Material |
Begin

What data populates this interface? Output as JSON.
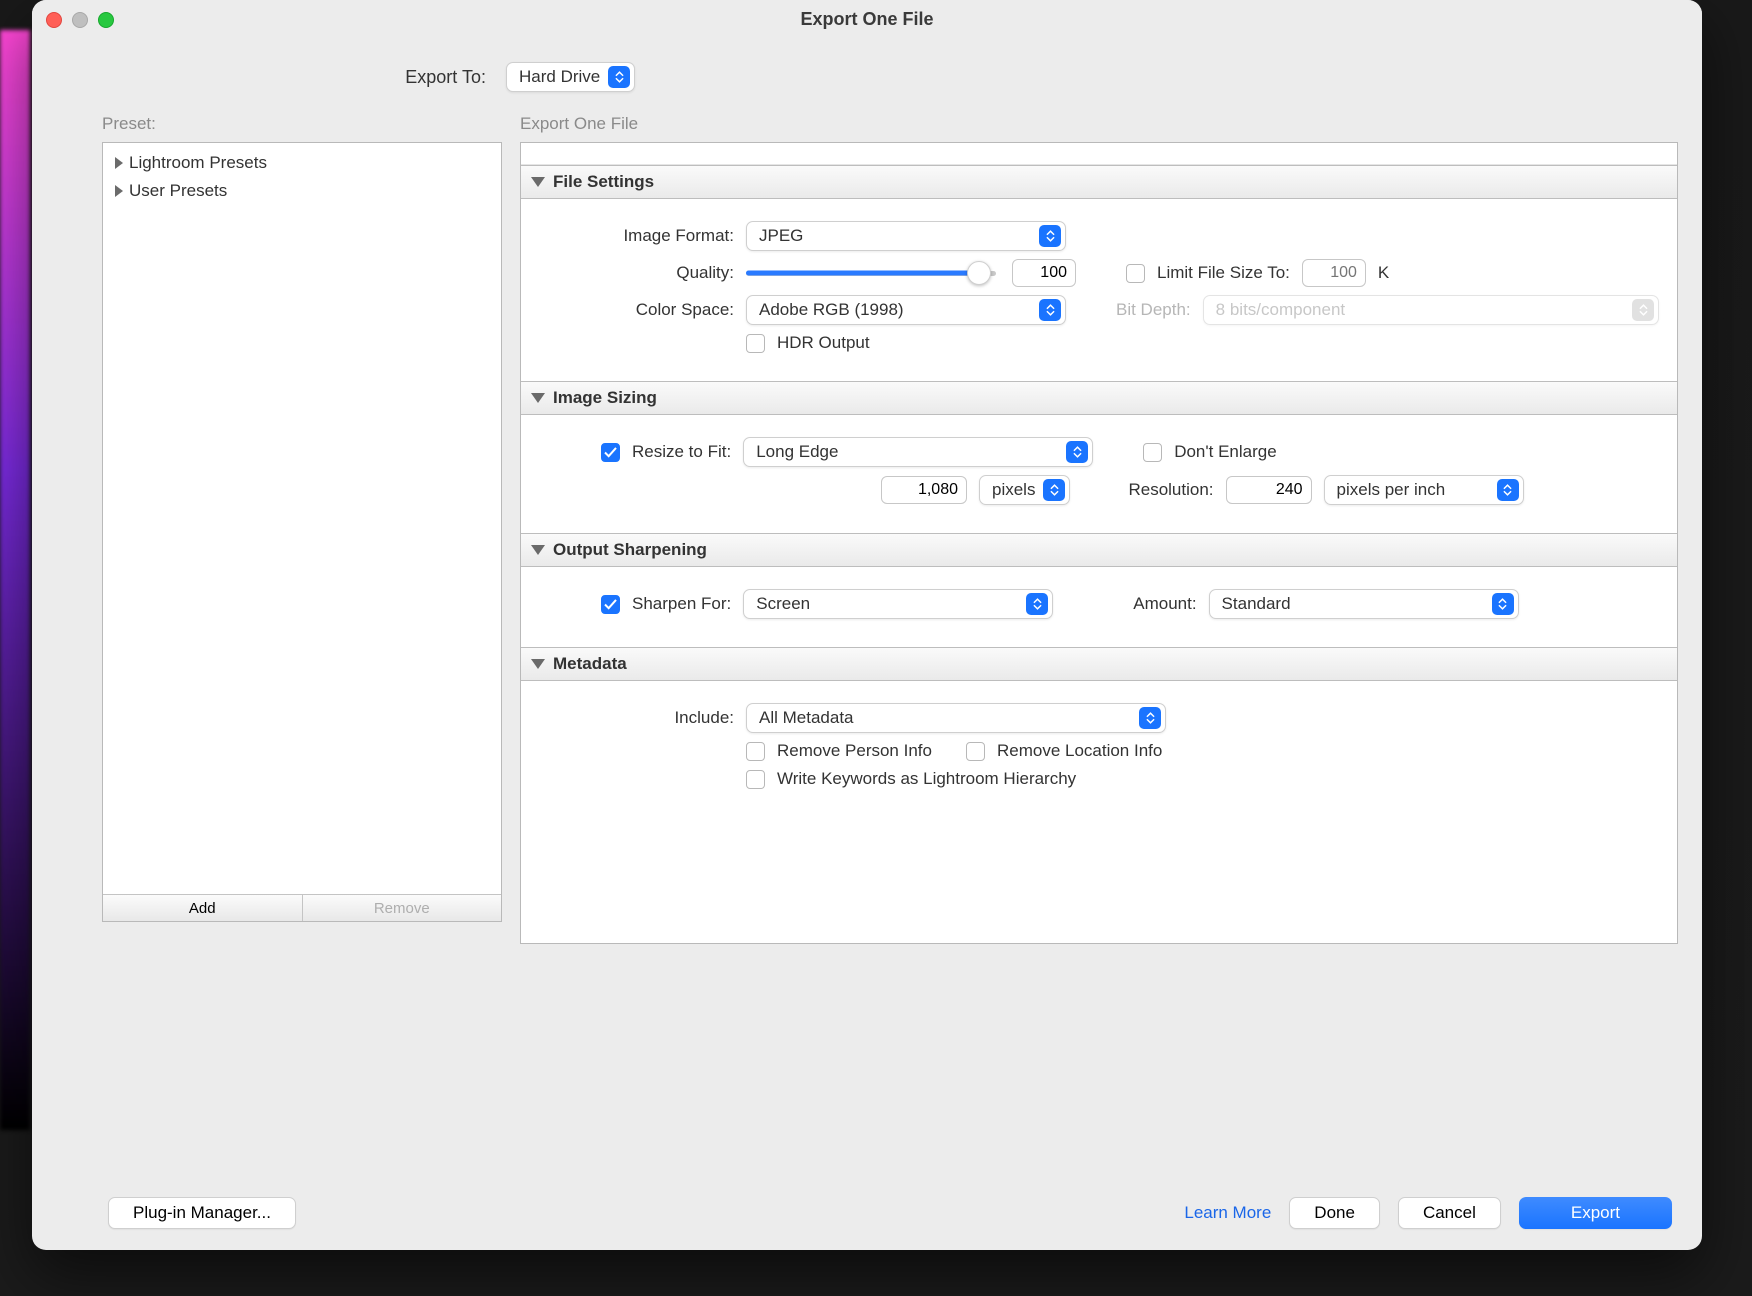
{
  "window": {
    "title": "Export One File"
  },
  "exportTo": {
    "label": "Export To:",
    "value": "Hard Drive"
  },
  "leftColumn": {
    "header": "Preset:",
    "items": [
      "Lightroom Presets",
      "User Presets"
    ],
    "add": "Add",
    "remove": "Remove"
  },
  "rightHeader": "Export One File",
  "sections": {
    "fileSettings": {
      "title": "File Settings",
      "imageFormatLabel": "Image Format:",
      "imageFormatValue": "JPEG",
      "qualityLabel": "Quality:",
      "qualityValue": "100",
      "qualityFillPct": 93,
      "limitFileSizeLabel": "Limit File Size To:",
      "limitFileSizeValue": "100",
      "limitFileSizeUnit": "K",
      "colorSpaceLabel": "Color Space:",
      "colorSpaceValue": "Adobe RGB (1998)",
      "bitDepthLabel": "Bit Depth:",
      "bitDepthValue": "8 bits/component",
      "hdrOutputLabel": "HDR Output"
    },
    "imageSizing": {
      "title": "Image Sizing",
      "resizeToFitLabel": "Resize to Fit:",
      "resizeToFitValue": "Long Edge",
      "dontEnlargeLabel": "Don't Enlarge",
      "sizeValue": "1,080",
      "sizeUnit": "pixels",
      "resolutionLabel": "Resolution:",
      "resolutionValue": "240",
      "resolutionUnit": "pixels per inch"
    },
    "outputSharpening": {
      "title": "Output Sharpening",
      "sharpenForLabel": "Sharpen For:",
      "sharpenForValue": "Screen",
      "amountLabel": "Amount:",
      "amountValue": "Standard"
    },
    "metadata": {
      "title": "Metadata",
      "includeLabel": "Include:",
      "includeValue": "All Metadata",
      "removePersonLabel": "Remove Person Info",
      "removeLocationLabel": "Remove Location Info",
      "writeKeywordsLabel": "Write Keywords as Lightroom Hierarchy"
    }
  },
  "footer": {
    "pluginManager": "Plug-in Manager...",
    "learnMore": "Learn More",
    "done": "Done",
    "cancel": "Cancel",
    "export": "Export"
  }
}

End
Begin

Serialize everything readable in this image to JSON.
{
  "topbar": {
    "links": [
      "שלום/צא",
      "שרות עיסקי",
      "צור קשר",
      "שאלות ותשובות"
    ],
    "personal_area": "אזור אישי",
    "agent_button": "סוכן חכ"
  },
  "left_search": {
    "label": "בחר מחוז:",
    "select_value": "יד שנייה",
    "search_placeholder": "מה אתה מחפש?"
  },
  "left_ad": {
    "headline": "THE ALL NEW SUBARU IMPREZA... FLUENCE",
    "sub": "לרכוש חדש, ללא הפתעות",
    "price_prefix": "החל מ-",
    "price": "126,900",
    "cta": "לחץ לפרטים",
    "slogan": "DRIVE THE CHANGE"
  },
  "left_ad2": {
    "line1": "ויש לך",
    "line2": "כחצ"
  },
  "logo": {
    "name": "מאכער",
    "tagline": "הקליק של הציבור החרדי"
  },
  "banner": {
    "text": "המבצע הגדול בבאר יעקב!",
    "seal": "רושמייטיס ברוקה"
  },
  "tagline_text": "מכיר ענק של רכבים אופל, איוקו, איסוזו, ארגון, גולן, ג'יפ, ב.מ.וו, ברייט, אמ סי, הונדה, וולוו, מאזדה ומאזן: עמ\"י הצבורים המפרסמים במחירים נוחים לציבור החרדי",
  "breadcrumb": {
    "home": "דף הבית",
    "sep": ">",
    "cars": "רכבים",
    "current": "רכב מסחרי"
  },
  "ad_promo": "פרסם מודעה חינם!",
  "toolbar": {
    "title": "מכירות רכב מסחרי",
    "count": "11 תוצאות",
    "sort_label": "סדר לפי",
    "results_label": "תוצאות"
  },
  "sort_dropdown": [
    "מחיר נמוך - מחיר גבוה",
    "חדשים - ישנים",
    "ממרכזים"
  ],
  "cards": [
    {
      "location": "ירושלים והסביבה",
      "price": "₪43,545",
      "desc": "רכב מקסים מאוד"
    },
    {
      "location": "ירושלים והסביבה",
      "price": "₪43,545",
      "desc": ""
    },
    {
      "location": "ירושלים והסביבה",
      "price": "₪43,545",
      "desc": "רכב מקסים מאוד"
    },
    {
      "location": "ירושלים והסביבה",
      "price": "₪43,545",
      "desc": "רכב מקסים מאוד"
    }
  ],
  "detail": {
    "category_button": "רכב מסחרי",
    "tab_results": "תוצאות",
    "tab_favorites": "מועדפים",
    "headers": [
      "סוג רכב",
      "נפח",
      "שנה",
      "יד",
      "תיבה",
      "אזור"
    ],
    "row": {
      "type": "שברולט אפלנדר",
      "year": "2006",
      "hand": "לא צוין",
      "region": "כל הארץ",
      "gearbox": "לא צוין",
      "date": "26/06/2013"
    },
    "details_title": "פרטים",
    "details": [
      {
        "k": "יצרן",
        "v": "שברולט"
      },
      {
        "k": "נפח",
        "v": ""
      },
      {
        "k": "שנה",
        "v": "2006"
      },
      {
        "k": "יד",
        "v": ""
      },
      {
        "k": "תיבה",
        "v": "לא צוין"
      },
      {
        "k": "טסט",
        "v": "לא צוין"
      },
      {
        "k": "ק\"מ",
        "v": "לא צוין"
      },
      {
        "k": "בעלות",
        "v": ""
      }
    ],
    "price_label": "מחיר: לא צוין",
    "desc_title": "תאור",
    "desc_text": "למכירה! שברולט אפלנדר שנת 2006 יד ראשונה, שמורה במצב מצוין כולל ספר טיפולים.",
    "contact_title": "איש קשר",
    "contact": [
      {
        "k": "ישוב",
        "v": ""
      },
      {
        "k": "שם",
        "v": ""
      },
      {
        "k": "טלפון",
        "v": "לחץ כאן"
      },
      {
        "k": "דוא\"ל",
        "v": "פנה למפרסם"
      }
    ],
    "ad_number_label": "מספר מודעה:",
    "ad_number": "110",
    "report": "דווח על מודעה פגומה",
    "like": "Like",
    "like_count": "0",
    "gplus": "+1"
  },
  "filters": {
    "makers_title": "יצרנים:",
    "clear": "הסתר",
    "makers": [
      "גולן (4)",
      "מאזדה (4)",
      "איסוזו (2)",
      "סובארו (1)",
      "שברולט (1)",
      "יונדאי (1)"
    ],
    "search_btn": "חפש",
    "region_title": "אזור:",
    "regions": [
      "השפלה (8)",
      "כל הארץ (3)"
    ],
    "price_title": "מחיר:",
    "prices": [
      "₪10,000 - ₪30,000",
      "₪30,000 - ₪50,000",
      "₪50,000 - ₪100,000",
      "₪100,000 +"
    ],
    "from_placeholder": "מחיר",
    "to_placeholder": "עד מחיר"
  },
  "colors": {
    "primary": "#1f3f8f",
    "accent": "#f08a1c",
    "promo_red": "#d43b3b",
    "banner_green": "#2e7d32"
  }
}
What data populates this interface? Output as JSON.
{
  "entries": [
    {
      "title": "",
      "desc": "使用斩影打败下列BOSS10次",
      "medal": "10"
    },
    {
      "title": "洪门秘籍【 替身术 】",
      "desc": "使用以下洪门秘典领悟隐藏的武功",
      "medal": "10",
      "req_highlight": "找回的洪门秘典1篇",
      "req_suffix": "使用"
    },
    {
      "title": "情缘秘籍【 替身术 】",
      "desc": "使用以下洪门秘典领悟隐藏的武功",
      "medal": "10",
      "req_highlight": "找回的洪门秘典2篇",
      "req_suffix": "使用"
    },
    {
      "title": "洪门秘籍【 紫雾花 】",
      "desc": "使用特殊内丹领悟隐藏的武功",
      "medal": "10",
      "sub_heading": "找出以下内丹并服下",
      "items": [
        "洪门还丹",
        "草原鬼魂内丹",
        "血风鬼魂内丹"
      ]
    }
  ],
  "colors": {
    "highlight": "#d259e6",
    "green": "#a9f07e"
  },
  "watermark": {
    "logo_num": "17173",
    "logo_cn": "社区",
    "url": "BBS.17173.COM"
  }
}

End

Gather from the records above every line containing the string "אזור".

    "personal_area": "אזור אישי",
      "אזור"
    "region_title": "אזור:",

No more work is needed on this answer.